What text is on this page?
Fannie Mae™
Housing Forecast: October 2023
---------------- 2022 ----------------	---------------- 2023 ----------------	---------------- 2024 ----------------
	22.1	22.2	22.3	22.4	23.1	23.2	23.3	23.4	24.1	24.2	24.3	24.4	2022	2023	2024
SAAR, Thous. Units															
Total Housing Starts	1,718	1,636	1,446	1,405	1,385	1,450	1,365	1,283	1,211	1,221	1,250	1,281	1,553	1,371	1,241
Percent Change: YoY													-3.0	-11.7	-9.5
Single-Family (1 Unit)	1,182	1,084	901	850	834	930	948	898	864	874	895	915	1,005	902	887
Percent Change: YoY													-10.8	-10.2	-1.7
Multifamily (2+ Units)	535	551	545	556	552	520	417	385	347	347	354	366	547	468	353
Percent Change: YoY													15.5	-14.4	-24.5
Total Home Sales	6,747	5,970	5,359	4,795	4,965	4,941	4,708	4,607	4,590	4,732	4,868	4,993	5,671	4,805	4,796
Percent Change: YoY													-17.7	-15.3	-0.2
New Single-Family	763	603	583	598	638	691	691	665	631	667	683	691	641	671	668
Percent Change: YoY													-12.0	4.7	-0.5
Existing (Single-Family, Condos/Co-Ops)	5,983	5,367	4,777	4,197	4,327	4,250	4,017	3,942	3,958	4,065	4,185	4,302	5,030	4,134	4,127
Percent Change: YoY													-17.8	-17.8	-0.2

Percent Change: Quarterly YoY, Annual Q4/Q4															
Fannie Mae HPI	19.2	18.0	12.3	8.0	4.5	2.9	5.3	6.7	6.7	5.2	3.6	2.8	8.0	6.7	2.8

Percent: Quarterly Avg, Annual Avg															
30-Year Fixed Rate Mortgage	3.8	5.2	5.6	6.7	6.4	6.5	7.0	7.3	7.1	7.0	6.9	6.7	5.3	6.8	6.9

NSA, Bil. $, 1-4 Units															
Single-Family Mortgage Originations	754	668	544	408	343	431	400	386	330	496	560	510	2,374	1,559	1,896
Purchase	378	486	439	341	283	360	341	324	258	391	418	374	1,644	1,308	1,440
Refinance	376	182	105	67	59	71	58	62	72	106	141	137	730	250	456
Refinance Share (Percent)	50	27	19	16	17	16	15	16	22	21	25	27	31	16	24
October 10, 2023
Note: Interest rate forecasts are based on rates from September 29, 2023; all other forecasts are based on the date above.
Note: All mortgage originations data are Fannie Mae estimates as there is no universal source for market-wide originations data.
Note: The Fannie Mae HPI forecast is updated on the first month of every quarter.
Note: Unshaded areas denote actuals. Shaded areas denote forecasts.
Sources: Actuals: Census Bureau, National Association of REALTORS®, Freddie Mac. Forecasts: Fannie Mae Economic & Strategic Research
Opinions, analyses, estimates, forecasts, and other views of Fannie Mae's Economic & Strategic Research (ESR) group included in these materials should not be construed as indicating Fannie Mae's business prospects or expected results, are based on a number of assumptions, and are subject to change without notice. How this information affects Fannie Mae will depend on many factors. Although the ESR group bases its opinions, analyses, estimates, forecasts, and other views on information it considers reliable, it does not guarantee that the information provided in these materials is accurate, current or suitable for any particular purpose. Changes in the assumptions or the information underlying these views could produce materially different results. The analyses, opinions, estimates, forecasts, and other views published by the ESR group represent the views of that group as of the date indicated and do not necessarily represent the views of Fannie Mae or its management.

———

Stated task: Return the listing above in full, character for character.

Correct output:
What text is on this page?
Fannie Mae™
Housing Forecast: October 2023
---------------- 2022 ----------------	---------------- 2023 ----------------	---------------- 2024 ----------------
	22.1	22.2	22.3	22.4	23.1	23.2	23.3	23.4	24.1	24.2	24.3	24.4	2022	2023	2024
SAAR, Thous. Units															
Total Housing Starts	1,718	1,636	1,446	1,405	1,385	1,450	1,365	1,283	1,211	1,221	1,250	1,281	1,553	1,371	1,241
Percent Change: YoY													-3.0	-11.7	-9.5
Single-Family (1 Unit)	1,182	1,084	901	850	834	930	948	898	864	874	895	915	1,005	902	887
Percent Change: YoY													-10.8	-10.2	-1.7
Multifamily (2+ Units)	535	551	545	556	552	520	417	385	347	347	354	366	547	468	353
Percent Change: YoY													15.5	-14.4	-24.5
Total Home Sales	6,747	5,970	5,359	4,795	4,965	4,941	4,708	4,607	4,590	4,732	4,868	4,993	5,671	4,805	4,796
Percent Change: YoY													-17.7	-15.3	-0.2
New Single-Family	763	603	583	598	638	691	691	665	631	667	683	691	641	671	668
Percent Change: YoY													-12.0	4.7	-0.5
Existing (Single-Family, Condos/Co-Ops)	5,983	5,367	4,777	4,197	4,327	4,250	4,017	3,942	3,958	4,065	4,185	4,302	5,030	4,134	4,127
Percent Change: YoY													-17.8	-17.8	-0.2

Percent Change: Quarterly YoY, Annual Q4/Q4															
Fannie Mae HPI	19.2	18.0	12.3	8.0	4.5	2.9	5.3	6.7	6.7	5.2	3.6	2.8	8.0	6.7	2.8

Percent: Quarterly Avg, Annual Avg															
30-Year Fixed Rate Mortgage	3.8	5.2	5.6	6.7	6.4	6.5	7.0	7.3	7.1	7.0	6.9	6.7	5.3	6.8	6.9

NSA, Bil. $, 1-4 Units															
Single-Family Mortgage Originations	754	668	544	408	343	431	400	386	330	496	560	510	2,374	1,559	1,896
Purchase	378	486	439	341	283	360	341	324	258	391	418	374	1,644	1,308	1,440
Refinance	376	182	105	67	59	71	58	62	72	106	141	137	730	250	456
Refinance Share (Percent)	50	27	19	16	17	16	15	16	22	21	25	27	31	16	24
October 10, 2023
Note: Interest rate forecasts are based on rates from September 29, 2023; all other forecasts are based on the date above.
Note: All mortgage originations data are Fannie Mae estimates as there is no universal source for market-wide originations data.
Note: The Fannie Mae HPI forecast is updated on the first month of every quarter.
Note: Unshaded areas denote actuals. Shaded areas denote forecasts.
Sources: Actuals: Census Bureau, National Association of REALTORS®, Freddie Mac. Forecasts: Fannie Mae Economic & Strategic Research
Opinions, analyses, estimates, forecasts, and other views of Fannie Mae's Economic & Strategic Research (ESR) group included in these materials should not be construed as indicating Fannie Mae's business prospects or expected results, are based on a number of assumptions, and are subject to change without notice. How this information affects Fannie Mae will depend on many factors. Although the ESR group bases its opinions, analyses, estimates, forecasts, and other views on information it considers reliable, it does not guarantee that the information provided in these materials is accurate, current or suitable for any particular purpose. Changes in the assumptions or the information underlying these views could produce materially different results. The analyses, opinions, estimates, forecasts, and other views published by the ESR group represent the views of that group as of the date indicated and do not necessarily represent the views of Fannie Mae or its management.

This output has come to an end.